■ **Required task**
Give the data again exactly as written, skipping any pictures.

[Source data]

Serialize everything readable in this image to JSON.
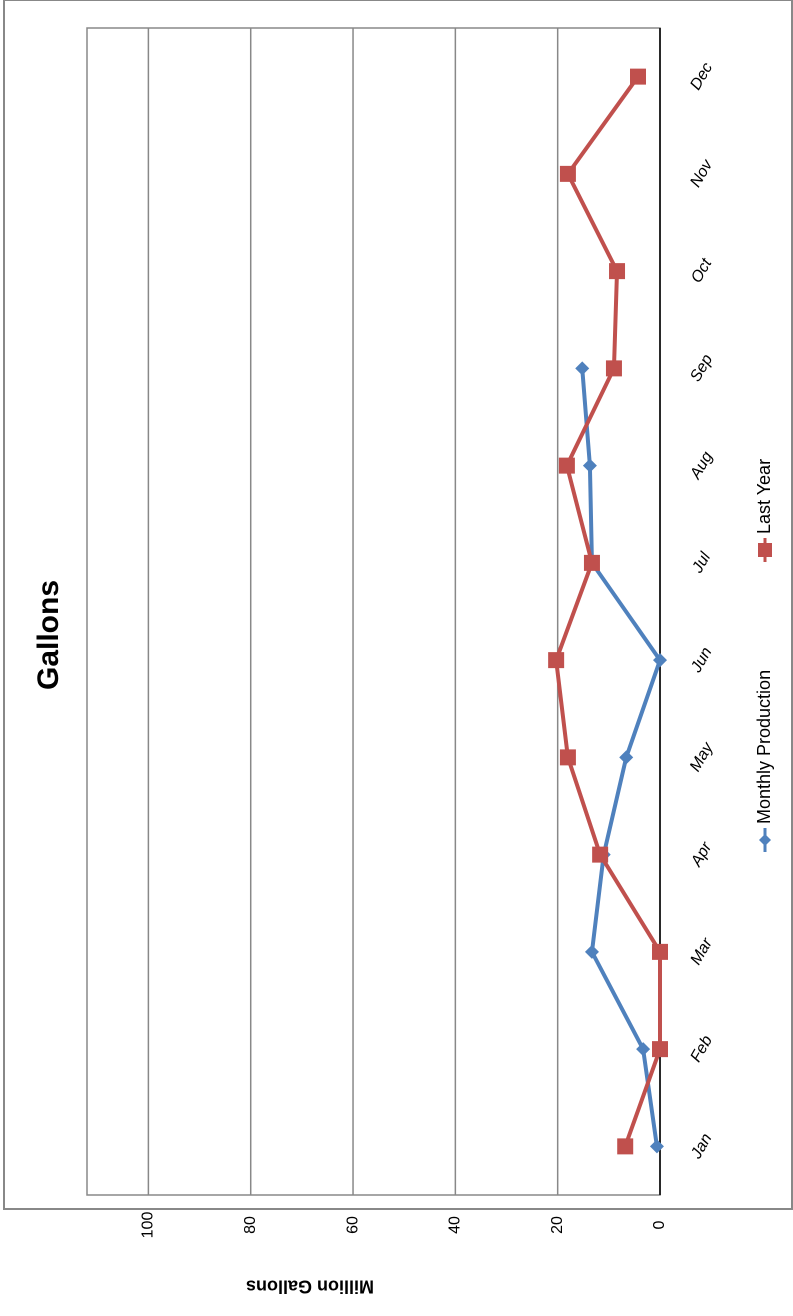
{
  "chart_data": {
    "type": "line",
    "title": "Gallons",
    "y_label": "Million Gallons",
    "categories": [
      "Jan",
      "Feb",
      "Mar",
      "Apr",
      "May",
      "Jun",
      "Jul",
      "Aug",
      "Sep",
      "Oct",
      "Nov",
      "Dec"
    ],
    "series": [
      {
        "name": "Monthly Production",
        "color": "#4f81bd",
        "marker": "diamond",
        "values": [
          0.6,
          3.3,
          13.3,
          11,
          6.6,
          0,
          13.3,
          13.7,
          15.2,
          null,
          null,
          null
        ]
      },
      {
        "name": "Last Year",
        "color": "#c0504d",
        "marker": "square",
        "values": [
          6.8,
          0,
          0,
          11.7,
          18,
          20.3,
          13.3,
          18.2,
          9,
          8.4,
          18,
          4.3
        ]
      }
    ],
    "ylim": [
      0,
      112
    ],
    "yticks": [
      0,
      20,
      40,
      60,
      80,
      100
    ],
    "grid": true
  }
}
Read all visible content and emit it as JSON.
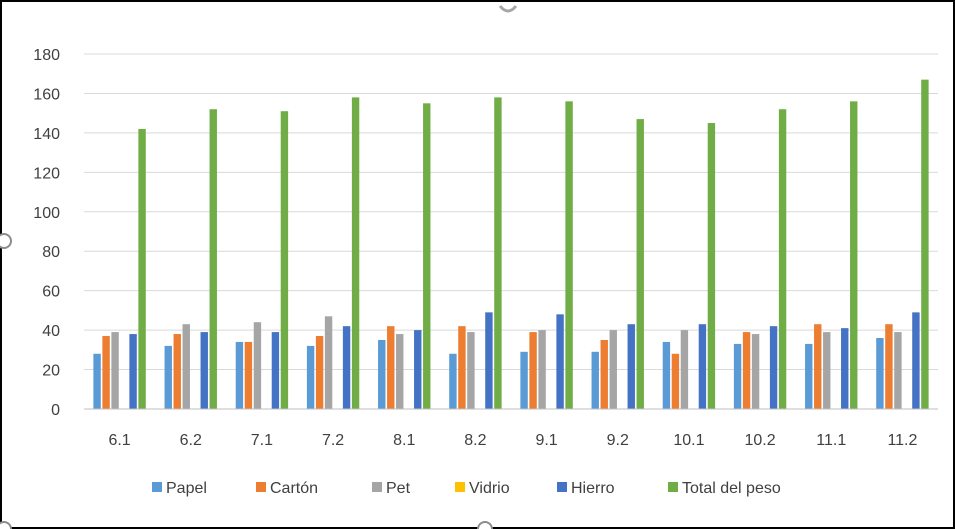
{
  "chart_data": {
    "type": "bar",
    "title": "",
    "xlabel": "",
    "ylabel": "",
    "ylim": [
      0,
      180
    ],
    "y_ticks": [
      "0",
      "20",
      "40",
      "60",
      "80",
      "100",
      "120",
      "140",
      "160",
      "180"
    ],
    "grid": true,
    "legend_position": "bottom",
    "categories": [
      "6.1",
      "6.2",
      "7.1",
      "7.2",
      "8.1",
      "8.2",
      "9.1",
      "9.2",
      "10.1",
      "10.2",
      "11.1",
      "11.2"
    ],
    "series": [
      {
        "name": "Papel",
        "color": "#5b9bd5",
        "values": [
          28,
          32,
          34,
          32,
          35,
          28,
          29,
          29,
          34,
          33,
          33,
          36
        ]
      },
      {
        "name": "Cartón",
        "color": "#ed7d31",
        "values": [
          37,
          38,
          34,
          37,
          42,
          42,
          39,
          35,
          28,
          39,
          43,
          43
        ]
      },
      {
        "name": "Pet",
        "color": "#a5a5a5",
        "values": [
          39,
          43,
          44,
          47,
          38,
          39,
          40,
          40,
          40,
          38,
          39,
          39
        ]
      },
      {
        "name": "Vidrio",
        "color": "#ffc000",
        "values": [
          0,
          0,
          0,
          0,
          0,
          0,
          0,
          0,
          0,
          0,
          0,
          0
        ]
      },
      {
        "name": "Hierro",
        "color": "#4472c4",
        "values": [
          38,
          39,
          39,
          42,
          40,
          49,
          48,
          43,
          43,
          42,
          41,
          49
        ]
      },
      {
        "name": "Total del peso",
        "color": "#70ad47",
        "values": [
          142,
          152,
          151,
          158,
          155,
          158,
          156,
          147,
          145,
          152,
          156,
          167
        ]
      }
    ]
  }
}
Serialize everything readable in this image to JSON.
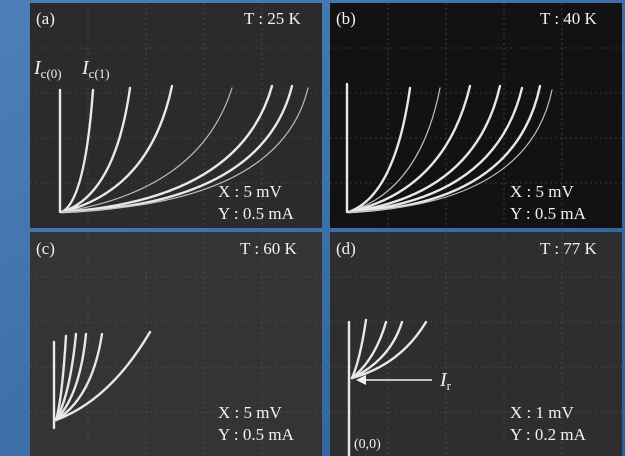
{
  "panels": [
    {
      "label": "(a)",
      "temperature": "T : 25 K",
      "x_scale": "X : 5  mV",
      "y_scale": "Y : 0.5 mA",
      "annotations": [
        {
          "symbol": "I",
          "subscript": "c(0)"
        },
        {
          "symbol": "I",
          "subscript": "c(1)"
        }
      ]
    },
    {
      "label": "(b)",
      "temperature": "T : 40 K",
      "x_scale": "X : 5  mV",
      "y_scale": "Y : 0.5 mA"
    },
    {
      "label": "(c)",
      "temperature": "T : 60 K",
      "x_scale": "X : 5  mV",
      "y_scale": "Y : 0.5 mA"
    },
    {
      "label": "(d)",
      "temperature": "T : 77 K",
      "x_scale": "X : 1  mV",
      "y_scale": "Y : 0.2 mA",
      "annotations": [
        {
          "symbol": "I",
          "subscript": "r"
        },
        {
          "text": "(0,0)"
        }
      ]
    }
  ]
}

■ **Exercise answer**
Serialize everything readable in this image to JSON.
{
  "chart_data": {
    "type": "line",
    "title": "Gallons",
    "y_label": "Million Gallons",
    "categories": [
      "Jan",
      "Feb",
      "Mar",
      "Apr",
      "May",
      "Jun",
      "Jul",
      "Aug",
      "Sep",
      "Oct",
      "Nov",
      "Dec"
    ],
    "series": [
      {
        "name": "Monthly Production",
        "color": "#4f81bd",
        "marker": "diamond",
        "values": [
          0.6,
          3.3,
          13.3,
          11,
          6.6,
          0,
          13.3,
          13.7,
          15.2,
          null,
          null,
          null
        ]
      },
      {
        "name": "Last Year",
        "color": "#c0504d",
        "marker": "square",
        "values": [
          6.8,
          0,
          0,
          11.7,
          18,
          20.3,
          13.3,
          18.2,
          9,
          8.4,
          18,
          4.3
        ]
      }
    ],
    "ylim": [
      0,
      112
    ],
    "yticks": [
      0,
      20,
      40,
      60,
      80,
      100
    ],
    "grid": true
  }
}
Read all visible content and emit it as JSON.
{
  "chart_data": {
    "type": "bar",
    "title": "",
    "xlabel": "",
    "ylabel": "",
    "ylim": [
      0,
      180
    ],
    "y_ticks": [
      "0",
      "20",
      "40",
      "60",
      "80",
      "100",
      "120",
      "140",
      "160",
      "180"
    ],
    "grid": true,
    "legend_position": "bottom",
    "categories": [
      "6.1",
      "6.2",
      "7.1",
      "7.2",
      "8.1",
      "8.2",
      "9.1",
      "9.2",
      "10.1",
      "10.2",
      "11.1",
      "11.2"
    ],
    "series": [
      {
        "name": "Papel",
        "color": "#5b9bd5",
        "values": [
          28,
          32,
          34,
          32,
          35,
          28,
          29,
          29,
          34,
          33,
          33,
          36
        ]
      },
      {
        "name": "Cartón",
        "color": "#ed7d31",
        "values": [
          37,
          38,
          34,
          37,
          42,
          42,
          39,
          35,
          28,
          39,
          43,
          43
        ]
      },
      {
        "name": "Pet",
        "color": "#a5a5a5",
        "values": [
          39,
          43,
          44,
          47,
          38,
          39,
          40,
          40,
          40,
          38,
          39,
          39
        ]
      },
      {
        "name": "Vidrio",
        "color": "#ffc000",
        "values": [
          0,
          0,
          0,
          0,
          0,
          0,
          0,
          0,
          0,
          0,
          0,
          0
        ]
      },
      {
        "name": "Hierro",
        "color": "#4472c4",
        "values": [
          38,
          39,
          39,
          42,
          40,
          49,
          48,
          43,
          43,
          42,
          41,
          49
        ]
      },
      {
        "name": "Total del peso",
        "color": "#70ad47",
        "values": [
          142,
          152,
          151,
          158,
          155,
          158,
          156,
          147,
          145,
          152,
          156,
          167
        ]
      }
    ]
  }
}
Serialize everything readable in this image to JSON.
{
  "panels": [
    {
      "label": "(a)",
      "temperature": "T : 25 K",
      "x_scale": "X : 5  mV",
      "y_scale": "Y : 0.5 mA",
      "annotations": [
        {
          "symbol": "I",
          "subscript": "c(0)"
        },
        {
          "symbol": "I",
          "subscript": "c(1)"
        }
      ]
    },
    {
      "label": "(b)",
      "temperature": "T : 40 K",
      "x_scale": "X : 5  mV",
      "y_scale": "Y : 0.5 mA"
    },
    {
      "label": "(c)",
      "temperature": "T : 60 K",
      "x_scale": "X : 5  mV",
      "y_scale": "Y : 0.5 mA"
    },
    {
      "label": "(d)",
      "temperature": "T : 77 K",
      "x_scale": "X : 1  mV",
      "y_scale": "Y : 0.2 mA",
      "annotations": [
        {
          "symbol": "I",
          "subscript": "r"
        },
        {
          "text": "(0,0)"
        }
      ]
    }
  ]
}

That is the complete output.